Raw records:
━━━━━━━━

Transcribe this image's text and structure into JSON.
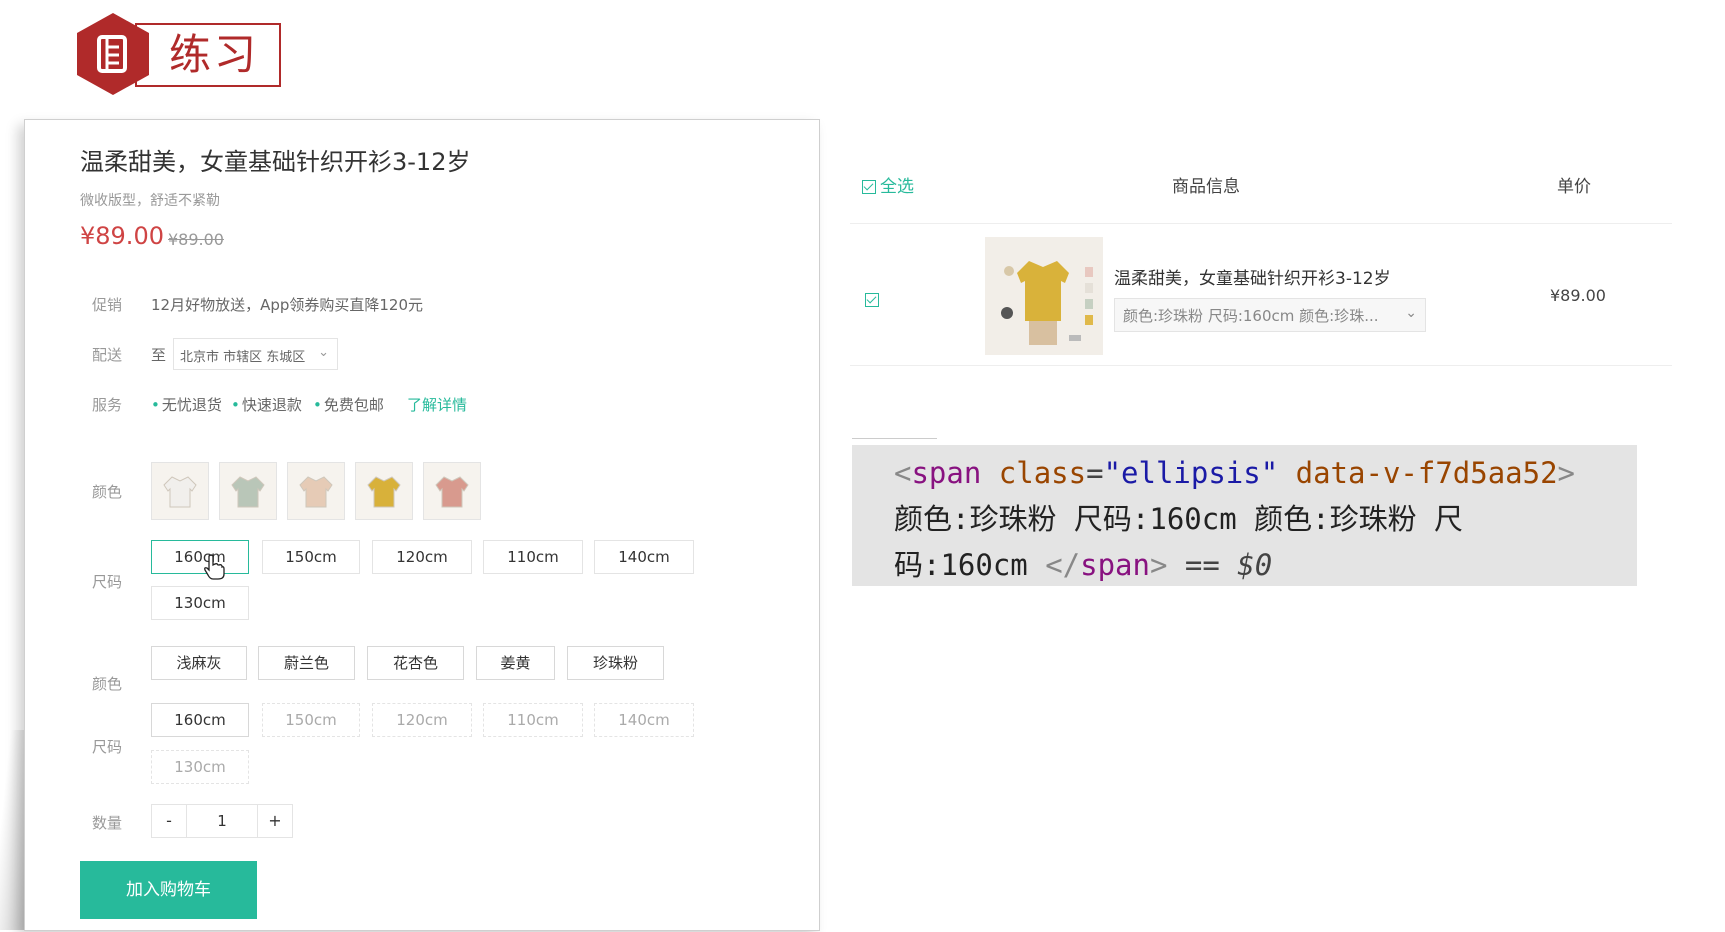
{
  "slide": {
    "badge_text": "练习"
  },
  "product": {
    "title": "温柔甜美，女童基础针织开衫3-12岁",
    "subtitle": "微收版型，舒适不紧勒",
    "price": "¥89.00",
    "old_price": "¥89.00",
    "promo": {
      "label": "促销",
      "text": "12月好物放送，App领券购买直降120元"
    },
    "delivery": {
      "label": "配送",
      "to": "至",
      "address": "北京市 市辖区 东城区"
    },
    "service": {
      "label": "服务",
      "items": [
        "无忧退货",
        "快速退款",
        "免费包邮"
      ],
      "link": "了解详情"
    },
    "spec1": {
      "color_label": "颜色",
      "swatch_colors": [
        "#f1efec",
        "#b9c6b8",
        "#e6cbb6",
        "#d8b13a",
        "#d89a8e"
      ],
      "size_label": "尺码",
      "sizes": [
        "160cm",
        "150cm",
        "120cm",
        "110cm",
        "140cm",
        "130cm"
      ]
    },
    "spec2": {
      "color_label": "颜色",
      "colors": [
        "浅麻灰",
        "蔚兰色",
        "花杏色",
        "姜黄",
        "珍珠粉"
      ],
      "size_label": "尺码",
      "sizes": [
        "160cm",
        "150cm",
        "120cm",
        "110cm",
        "140cm",
        "130cm"
      ]
    },
    "quantity": {
      "label": "数量",
      "minus": "-",
      "value": "1",
      "plus": "+"
    },
    "add_to_cart": "加入购物车"
  },
  "cart": {
    "header": {
      "select_all": "全选",
      "info": "商品信息",
      "price": "单价"
    },
    "item": {
      "name": "温柔甜美，女童基础针织开衫3-12岁",
      "sku": "颜色:珍珠粉 尺码:160cm 颜色:珍珠...",
      "price": "¥89.00"
    }
  },
  "code": {
    "open_lt": "<",
    "tag": "span",
    "attr": "class",
    "eq": "=",
    "val": "\"ellipsis\"",
    "attr2": "data-v-f7d5aa52",
    "open_gt": ">",
    "text1": "颜色:珍珠粉 尺码:160cm 颜色:珍珠粉 尺",
    "text2": "码:160cm ",
    "close_lt": "</",
    "close_gt": ">",
    "tail": "== $0"
  },
  "colors": {
    "accent": "#27ba9b",
    "price_red": "#cf4444",
    "badge_red": "#b02a2a"
  }
}
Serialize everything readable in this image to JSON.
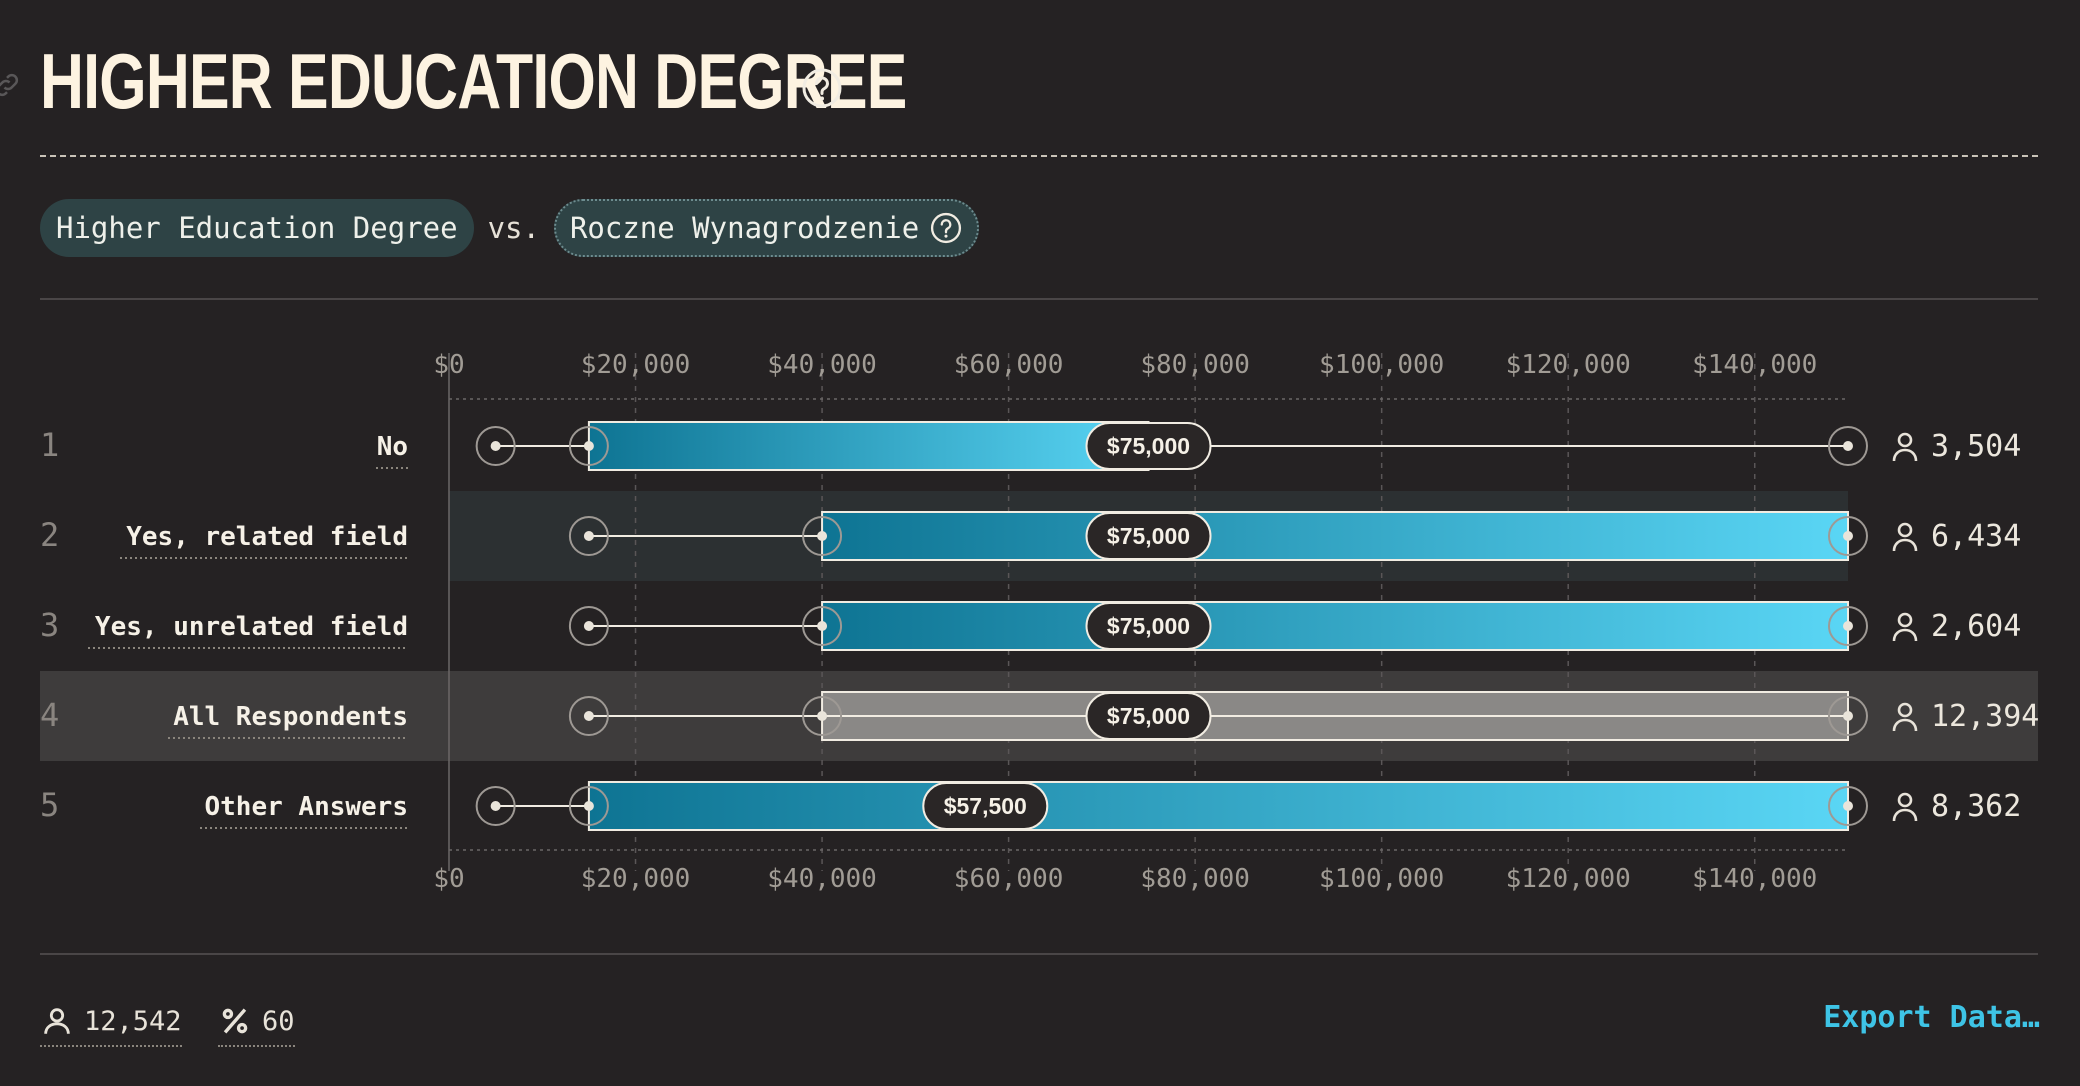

━━━━━━━━

→ WRITTEN EXERCISE
What is the number of lines in the records that contain "温柔甜美"? Give that number only.

→ RESULT BELOW
2